**Directive**:
Using the records below, please work out how many lines contain "Montag"; answer with the number alone.

--------------------------------------------------

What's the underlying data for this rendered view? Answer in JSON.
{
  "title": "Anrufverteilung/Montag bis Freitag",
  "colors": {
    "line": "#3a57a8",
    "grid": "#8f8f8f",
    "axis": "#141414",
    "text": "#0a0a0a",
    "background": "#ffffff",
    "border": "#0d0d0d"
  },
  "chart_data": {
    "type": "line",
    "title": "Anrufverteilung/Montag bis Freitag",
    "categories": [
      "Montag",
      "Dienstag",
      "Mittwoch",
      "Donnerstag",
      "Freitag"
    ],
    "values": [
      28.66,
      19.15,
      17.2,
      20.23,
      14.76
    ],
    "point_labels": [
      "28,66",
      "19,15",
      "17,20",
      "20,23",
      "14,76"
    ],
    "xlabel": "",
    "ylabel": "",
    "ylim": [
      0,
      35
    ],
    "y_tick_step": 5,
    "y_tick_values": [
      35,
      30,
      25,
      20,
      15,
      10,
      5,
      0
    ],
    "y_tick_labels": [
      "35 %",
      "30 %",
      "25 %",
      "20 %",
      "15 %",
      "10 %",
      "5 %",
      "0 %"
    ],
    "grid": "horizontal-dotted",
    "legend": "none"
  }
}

--------------------------------------------------

**Finished exercise**:
3